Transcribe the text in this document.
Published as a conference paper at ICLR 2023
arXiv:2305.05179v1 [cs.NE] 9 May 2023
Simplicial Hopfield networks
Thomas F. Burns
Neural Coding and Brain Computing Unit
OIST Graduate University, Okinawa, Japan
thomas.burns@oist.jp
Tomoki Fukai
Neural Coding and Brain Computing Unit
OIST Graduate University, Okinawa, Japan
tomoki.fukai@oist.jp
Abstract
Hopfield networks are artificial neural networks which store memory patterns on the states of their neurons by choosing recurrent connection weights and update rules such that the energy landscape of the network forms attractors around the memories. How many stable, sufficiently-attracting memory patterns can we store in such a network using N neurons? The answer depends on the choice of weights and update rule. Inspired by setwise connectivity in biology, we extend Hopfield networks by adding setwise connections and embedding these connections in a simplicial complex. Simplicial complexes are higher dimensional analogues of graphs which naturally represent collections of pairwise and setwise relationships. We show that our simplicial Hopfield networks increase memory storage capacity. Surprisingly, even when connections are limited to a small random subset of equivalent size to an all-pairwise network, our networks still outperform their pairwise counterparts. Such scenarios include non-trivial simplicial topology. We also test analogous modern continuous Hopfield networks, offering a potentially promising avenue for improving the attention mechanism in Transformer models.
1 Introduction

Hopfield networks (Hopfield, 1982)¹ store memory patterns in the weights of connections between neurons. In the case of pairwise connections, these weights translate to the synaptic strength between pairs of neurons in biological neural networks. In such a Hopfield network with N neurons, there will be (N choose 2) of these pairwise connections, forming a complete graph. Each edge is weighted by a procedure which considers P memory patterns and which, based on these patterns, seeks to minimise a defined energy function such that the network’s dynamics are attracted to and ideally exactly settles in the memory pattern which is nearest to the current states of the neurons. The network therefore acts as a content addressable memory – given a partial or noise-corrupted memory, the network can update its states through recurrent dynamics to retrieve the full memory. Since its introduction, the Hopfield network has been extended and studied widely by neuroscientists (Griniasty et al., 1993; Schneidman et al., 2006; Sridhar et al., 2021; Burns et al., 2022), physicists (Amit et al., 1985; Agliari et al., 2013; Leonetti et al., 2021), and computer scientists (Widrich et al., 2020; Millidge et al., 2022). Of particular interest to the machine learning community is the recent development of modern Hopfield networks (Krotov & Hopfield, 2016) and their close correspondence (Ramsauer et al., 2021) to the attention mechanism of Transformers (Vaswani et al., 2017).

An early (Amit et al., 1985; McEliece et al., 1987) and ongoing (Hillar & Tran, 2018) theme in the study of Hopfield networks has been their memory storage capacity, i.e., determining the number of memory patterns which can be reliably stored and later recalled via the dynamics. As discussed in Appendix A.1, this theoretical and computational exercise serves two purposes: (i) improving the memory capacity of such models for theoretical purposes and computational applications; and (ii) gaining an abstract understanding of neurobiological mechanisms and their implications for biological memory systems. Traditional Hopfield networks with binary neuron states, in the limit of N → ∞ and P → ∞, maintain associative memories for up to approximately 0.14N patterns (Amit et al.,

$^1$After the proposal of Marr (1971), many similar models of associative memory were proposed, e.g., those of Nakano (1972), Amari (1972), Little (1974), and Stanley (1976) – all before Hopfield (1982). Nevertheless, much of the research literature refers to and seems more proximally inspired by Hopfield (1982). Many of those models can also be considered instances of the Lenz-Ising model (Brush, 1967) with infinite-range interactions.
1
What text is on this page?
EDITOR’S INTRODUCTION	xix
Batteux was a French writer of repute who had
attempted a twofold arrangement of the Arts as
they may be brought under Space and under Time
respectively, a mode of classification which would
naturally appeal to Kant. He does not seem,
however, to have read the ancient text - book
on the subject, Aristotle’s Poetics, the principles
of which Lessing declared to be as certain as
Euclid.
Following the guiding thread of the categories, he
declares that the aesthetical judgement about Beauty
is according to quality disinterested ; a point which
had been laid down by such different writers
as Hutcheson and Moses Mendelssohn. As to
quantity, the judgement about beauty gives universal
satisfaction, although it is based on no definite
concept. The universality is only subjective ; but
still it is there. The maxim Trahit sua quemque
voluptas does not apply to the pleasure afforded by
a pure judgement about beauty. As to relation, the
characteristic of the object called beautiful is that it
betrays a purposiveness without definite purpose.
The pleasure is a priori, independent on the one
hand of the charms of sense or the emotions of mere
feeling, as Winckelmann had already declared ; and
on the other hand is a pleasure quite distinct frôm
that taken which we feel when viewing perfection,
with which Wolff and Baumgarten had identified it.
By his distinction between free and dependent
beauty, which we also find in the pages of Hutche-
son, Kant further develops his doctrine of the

•••••

Restate every entry word for word.

§ Response to this exercise:
Transcribe the text in this document.
Published as a conference paper at ICLR 2023
arXiv:2305.05179v1 [cs.NE] 9 May 2023
Simplicial Hopfield networks
Thomas F. Burns
Neural Coding and Brain Computing Unit
OIST Graduate University, Okinawa, Japan
thomas.burns@oist.jp
Tomoki Fukai
Neural Coding and Brain Computing Unit
OIST Graduate University, Okinawa, Japan
tomoki.fukai@oist.jp
Abstract
Hopfield networks are artificial neural networks which store memory patterns on the states of their neurons by choosing recurrent connection weights and update rules such that the energy landscape of the network forms attractors around the memories. How many stable, sufficiently-attracting memory patterns can we store in such a network using N neurons? The answer depends on the choice of weights and update rule. Inspired by setwise connectivity in biology, we extend Hopfield networks by adding setwise connections and embedding these connections in a simplicial complex. Simplicial complexes are higher dimensional analogues of graphs which naturally represent collections of pairwise and setwise relationships. We show that our simplicial Hopfield networks increase memory storage capacity. Surprisingly, even when connections are limited to a small random subset of equivalent size to an all-pairwise network, our networks still outperform their pairwise counterparts. Such scenarios include non-trivial simplicial topology. We also test analogous modern continuous Hopfield networks, offering a potentially promising avenue for improving the attention mechanism in Transformer models.
1 Introduction

Hopfield networks (Hopfield, 1982)¹ store memory patterns in the weights of connections between neurons. In the case of pairwise connections, these weights translate to the synaptic strength between pairs of neurons in biological neural networks. In such a Hopfield network with N neurons, there will be (N choose 2) of these pairwise connections, forming a complete graph. Each edge is weighted by a procedure which considers P memory patterns and which, based on these patterns, seeks to minimise a defined energy function such that the network’s dynamics are attracted to and ideally exactly settles in the memory pattern which is nearest to the current states of the neurons. The network therefore acts as a content addressable memory – given a partial or noise-corrupted memory, the network can update its states through recurrent dynamics to retrieve the full memory. Since its introduction, the Hopfield network has been extended and studied widely by neuroscientists (Griniasty et al., 1993; Schneidman et al., 2006; Sridhar et al., 2021; Burns et al., 2022), physicists (Amit et al., 1985; Agliari et al., 2013; Leonetti et al., 2021), and computer scientists (Widrich et al., 2020; Millidge et al., 2022). Of particular interest to the machine learning community is the recent development of modern Hopfield networks (Krotov & Hopfield, 2016) and their close correspondence (Ramsauer et al., 2021) to the attention mechanism of Transformers (Vaswani et al., 2017).

An early (Amit et al., 1985; McEliece et al., 1987) and ongoing (Hillar & Tran, 2018) theme in the study of Hopfield networks has been their memory storage capacity, i.e., determining the number of memory patterns which can be reliably stored and later recalled via the dynamics. As discussed in Appendix A.1, this theoretical and computational exercise serves two purposes: (i) improving the memory capacity of such models for theoretical purposes and computational applications; and (ii) gaining an abstract understanding of neurobiological mechanisms and their implications for biological memory systems. Traditional Hopfield networks with binary neuron states, in the limit of N → ∞ and P → ∞, maintain associative memories for up to approximately 0.14N patterns (Amit et al.,

$^1$After the proposal of Marr (1971), many similar models of associative memory were proposed, e.g., those of Nakano (1972), Amari (1972), Little (1974), and Stanley (1976) – all before Hopfield (1982). Nevertheless, much of the research literature refers to and seems more proximally inspired by Hopfield (1982). Many of those models can also be considered instances of the Lenz-Ising model (Brush, 1967) with infinite-range interactions.
1
What text is on this page?
EDITOR’S INTRODUCTION	xix
Batteux was a French writer of repute who had
attempted a twofold arrangement of the Arts as
they may be brought under Space and under Time
respectively, a mode of classification which would
naturally appeal to Kant. He does not seem,
however, to have read the ancient text - book
on the subject, Aristotle’s Poetics, the principles
of which Lessing declared to be as certain as
Euclid.
Following the guiding thread of the categories, he
declares that the aesthetical judgement about Beauty
is according to quality disinterested ; a point which
had been laid down by such different writers
as Hutcheson and Moses Mendelssohn. As to
quantity, the judgement about beauty gives universal
satisfaction, although it is based on no definite
concept. The universality is only subjective ; but
still it is there. The maxim Trahit sua quemque
voluptas does not apply to the pleasure afforded by
a pure judgement about beauty. As to relation, the
characteristic of the object called beautiful is that it
betrays a purposiveness without definite purpose.
The pleasure is a priori, independent on the one
hand of the charms of sense or the emotions of mere
feeling, as Winckelmann had already declared ; and
on the other hand is a pleasure quite distinct frôm
that taken which we feel when viewing perfection,
with which Wolff and Baumgarten had identified it.
By his distinction between free and dependent
beauty, which we also find in the pages of Hutche-
son, Kant further develops his doctrine of the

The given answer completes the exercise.